> [Task material]
>>>

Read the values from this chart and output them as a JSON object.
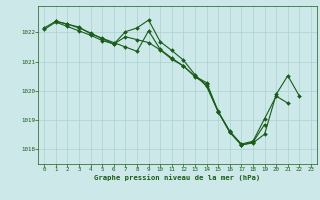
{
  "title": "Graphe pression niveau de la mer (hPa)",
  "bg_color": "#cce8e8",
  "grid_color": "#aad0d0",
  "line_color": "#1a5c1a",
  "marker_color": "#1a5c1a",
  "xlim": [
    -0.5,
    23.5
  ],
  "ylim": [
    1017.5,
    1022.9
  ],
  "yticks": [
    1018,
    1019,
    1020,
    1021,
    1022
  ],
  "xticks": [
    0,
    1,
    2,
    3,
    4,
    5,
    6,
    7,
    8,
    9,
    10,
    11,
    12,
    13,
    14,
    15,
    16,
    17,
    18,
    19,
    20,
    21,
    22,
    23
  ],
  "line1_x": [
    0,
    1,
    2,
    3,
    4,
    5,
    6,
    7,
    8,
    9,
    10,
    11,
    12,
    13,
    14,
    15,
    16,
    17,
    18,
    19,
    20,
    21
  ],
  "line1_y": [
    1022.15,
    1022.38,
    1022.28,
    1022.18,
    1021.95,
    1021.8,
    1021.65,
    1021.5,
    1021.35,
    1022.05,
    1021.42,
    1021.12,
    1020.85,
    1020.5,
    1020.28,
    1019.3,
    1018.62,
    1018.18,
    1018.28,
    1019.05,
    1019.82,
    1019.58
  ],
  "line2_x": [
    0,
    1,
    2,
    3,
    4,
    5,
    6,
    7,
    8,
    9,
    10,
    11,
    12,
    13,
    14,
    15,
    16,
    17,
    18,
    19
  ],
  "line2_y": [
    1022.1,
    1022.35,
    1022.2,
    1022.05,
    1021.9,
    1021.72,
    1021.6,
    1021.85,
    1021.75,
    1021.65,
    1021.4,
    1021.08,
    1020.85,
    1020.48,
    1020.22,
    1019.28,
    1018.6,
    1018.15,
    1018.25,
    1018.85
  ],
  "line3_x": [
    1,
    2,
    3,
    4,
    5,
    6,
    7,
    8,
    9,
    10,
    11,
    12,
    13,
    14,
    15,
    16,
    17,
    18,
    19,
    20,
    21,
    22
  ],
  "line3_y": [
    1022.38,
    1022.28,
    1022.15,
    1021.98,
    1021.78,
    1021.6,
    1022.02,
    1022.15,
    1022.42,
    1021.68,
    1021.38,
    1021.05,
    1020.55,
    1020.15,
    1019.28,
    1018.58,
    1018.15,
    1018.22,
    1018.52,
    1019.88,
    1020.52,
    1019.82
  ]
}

<<<
>>>

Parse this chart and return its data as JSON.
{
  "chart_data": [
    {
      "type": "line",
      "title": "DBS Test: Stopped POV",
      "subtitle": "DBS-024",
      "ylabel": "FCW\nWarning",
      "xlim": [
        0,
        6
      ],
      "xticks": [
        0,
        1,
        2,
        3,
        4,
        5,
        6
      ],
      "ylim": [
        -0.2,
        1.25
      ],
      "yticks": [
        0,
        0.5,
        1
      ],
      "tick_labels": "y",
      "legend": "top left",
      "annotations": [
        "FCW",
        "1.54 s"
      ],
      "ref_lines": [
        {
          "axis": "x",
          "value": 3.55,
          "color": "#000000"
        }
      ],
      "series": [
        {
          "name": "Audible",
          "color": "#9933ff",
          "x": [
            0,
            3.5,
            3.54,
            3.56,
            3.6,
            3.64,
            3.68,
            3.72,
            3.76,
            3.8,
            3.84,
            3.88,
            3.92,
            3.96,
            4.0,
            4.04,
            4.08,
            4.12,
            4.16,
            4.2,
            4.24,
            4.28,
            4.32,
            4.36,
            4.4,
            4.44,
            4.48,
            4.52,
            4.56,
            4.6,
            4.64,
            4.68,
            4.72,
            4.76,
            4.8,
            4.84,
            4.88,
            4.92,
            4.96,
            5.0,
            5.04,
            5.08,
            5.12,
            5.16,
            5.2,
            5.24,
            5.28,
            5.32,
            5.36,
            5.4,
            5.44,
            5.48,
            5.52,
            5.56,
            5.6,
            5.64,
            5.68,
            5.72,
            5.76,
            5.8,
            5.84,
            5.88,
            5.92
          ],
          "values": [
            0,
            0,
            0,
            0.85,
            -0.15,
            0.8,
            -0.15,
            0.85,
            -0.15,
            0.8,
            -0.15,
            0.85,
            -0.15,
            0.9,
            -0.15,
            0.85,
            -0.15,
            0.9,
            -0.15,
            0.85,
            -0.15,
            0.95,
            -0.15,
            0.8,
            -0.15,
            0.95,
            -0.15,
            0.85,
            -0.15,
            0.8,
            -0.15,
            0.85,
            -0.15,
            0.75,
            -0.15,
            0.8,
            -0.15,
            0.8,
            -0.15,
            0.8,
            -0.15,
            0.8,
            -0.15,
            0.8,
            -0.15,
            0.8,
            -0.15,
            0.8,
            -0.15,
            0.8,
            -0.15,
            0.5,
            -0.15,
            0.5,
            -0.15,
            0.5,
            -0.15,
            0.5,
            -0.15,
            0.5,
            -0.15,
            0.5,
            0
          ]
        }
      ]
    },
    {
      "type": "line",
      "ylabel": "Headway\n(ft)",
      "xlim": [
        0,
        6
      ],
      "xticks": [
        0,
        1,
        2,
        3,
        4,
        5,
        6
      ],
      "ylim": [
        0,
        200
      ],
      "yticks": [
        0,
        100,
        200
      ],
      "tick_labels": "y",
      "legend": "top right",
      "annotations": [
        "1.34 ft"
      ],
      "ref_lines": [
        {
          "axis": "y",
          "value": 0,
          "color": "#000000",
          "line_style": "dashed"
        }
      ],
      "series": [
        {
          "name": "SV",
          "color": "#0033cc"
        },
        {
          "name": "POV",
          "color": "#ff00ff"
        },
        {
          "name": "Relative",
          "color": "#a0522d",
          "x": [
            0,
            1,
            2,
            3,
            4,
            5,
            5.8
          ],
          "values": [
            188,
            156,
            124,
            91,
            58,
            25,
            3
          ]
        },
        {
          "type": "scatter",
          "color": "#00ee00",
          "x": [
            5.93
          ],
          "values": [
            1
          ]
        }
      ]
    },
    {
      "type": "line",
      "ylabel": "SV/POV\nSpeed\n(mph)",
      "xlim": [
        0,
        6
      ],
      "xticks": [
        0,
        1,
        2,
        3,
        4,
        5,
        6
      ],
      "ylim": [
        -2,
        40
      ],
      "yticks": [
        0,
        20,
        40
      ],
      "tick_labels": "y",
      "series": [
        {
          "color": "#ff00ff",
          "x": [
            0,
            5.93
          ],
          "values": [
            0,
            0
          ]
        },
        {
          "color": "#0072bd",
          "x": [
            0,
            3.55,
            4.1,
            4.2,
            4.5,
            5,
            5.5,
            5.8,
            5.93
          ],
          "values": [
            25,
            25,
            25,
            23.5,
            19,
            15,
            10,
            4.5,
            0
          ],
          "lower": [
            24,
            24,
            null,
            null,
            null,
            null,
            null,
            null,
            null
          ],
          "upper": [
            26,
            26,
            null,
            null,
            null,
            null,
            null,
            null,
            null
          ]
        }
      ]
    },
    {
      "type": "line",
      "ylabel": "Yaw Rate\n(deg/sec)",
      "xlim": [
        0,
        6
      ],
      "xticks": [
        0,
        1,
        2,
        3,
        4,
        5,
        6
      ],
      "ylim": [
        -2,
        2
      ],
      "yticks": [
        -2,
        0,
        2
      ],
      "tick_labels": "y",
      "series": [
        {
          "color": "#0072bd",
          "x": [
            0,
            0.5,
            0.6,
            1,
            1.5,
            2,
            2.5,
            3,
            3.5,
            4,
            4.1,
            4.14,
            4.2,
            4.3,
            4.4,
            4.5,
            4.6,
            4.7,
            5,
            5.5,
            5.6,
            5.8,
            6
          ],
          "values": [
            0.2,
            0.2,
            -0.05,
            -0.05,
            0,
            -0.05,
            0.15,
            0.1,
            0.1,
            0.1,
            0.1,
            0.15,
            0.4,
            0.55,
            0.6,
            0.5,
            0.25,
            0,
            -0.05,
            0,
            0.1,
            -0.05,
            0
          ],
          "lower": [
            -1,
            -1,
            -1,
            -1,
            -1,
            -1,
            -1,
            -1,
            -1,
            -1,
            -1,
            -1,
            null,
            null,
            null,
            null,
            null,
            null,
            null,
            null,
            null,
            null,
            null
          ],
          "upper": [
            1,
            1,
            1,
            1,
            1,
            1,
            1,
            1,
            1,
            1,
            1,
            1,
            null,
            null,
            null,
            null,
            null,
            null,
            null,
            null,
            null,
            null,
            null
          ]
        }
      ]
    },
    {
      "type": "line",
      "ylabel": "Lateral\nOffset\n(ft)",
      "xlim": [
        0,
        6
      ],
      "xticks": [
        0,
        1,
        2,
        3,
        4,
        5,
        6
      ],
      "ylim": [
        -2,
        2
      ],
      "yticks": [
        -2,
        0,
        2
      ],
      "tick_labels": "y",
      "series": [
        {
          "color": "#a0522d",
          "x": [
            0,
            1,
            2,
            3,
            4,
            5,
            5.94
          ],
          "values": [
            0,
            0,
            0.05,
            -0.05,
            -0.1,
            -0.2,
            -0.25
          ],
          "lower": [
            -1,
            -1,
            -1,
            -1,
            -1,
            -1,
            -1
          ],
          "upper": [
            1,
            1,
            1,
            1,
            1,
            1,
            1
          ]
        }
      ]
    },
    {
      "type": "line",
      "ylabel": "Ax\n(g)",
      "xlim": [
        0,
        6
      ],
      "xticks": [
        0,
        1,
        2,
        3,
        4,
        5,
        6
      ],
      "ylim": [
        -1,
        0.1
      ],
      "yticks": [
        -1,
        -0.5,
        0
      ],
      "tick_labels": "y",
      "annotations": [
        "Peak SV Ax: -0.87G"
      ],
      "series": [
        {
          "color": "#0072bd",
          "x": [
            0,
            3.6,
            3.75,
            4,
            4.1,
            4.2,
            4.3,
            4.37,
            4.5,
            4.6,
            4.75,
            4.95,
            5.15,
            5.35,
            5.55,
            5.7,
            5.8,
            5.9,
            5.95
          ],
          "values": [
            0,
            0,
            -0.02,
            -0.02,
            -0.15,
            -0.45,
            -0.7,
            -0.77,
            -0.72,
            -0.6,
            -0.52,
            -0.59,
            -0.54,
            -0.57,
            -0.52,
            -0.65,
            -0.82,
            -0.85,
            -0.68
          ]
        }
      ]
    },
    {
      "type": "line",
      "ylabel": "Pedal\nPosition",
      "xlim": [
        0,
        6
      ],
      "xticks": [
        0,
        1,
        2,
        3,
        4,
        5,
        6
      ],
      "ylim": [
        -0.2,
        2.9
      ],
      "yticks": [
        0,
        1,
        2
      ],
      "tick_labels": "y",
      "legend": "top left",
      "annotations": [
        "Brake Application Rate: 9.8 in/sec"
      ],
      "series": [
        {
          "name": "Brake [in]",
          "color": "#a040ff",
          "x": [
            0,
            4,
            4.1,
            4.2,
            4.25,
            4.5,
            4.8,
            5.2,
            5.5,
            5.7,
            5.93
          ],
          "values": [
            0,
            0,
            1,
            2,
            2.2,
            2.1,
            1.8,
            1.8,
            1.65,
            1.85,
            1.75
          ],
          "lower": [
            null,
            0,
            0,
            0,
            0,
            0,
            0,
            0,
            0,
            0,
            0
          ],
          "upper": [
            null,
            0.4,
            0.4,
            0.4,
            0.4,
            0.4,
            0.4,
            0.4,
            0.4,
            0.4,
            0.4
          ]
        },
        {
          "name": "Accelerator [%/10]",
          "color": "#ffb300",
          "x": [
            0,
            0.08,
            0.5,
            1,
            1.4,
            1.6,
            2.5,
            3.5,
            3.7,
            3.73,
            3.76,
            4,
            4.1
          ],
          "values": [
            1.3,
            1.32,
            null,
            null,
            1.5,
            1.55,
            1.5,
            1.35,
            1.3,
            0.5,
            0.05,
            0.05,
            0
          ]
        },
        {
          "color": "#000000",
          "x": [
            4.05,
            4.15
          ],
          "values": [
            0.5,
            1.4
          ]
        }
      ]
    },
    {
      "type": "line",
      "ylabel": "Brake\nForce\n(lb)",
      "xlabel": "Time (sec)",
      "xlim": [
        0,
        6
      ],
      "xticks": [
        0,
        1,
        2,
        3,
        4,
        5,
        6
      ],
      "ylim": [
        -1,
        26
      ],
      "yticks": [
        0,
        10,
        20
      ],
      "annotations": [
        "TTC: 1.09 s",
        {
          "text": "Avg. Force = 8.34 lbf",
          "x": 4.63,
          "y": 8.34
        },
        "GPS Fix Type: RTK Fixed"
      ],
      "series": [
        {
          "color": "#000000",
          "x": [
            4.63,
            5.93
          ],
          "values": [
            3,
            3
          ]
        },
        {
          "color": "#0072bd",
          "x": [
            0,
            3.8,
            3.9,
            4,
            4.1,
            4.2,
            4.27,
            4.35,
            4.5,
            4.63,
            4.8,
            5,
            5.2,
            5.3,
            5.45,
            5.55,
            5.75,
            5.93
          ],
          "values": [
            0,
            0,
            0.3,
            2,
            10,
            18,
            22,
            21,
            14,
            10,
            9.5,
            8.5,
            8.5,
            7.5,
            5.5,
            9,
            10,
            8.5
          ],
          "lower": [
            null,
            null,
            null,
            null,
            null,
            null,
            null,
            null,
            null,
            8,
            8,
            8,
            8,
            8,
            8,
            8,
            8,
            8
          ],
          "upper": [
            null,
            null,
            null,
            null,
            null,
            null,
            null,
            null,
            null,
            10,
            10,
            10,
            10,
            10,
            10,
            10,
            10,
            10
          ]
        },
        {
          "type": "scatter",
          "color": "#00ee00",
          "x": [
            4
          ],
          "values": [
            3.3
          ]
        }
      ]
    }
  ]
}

<<<

> [Written exercise] Return every line from the records above that holds the word "Brake".

> [Finished exercise]
        "Brake Application Rate: 9.8 in/sec"
          "name": "Brake [in]",
      "ylabel": "Brake\nForce\n(lb)",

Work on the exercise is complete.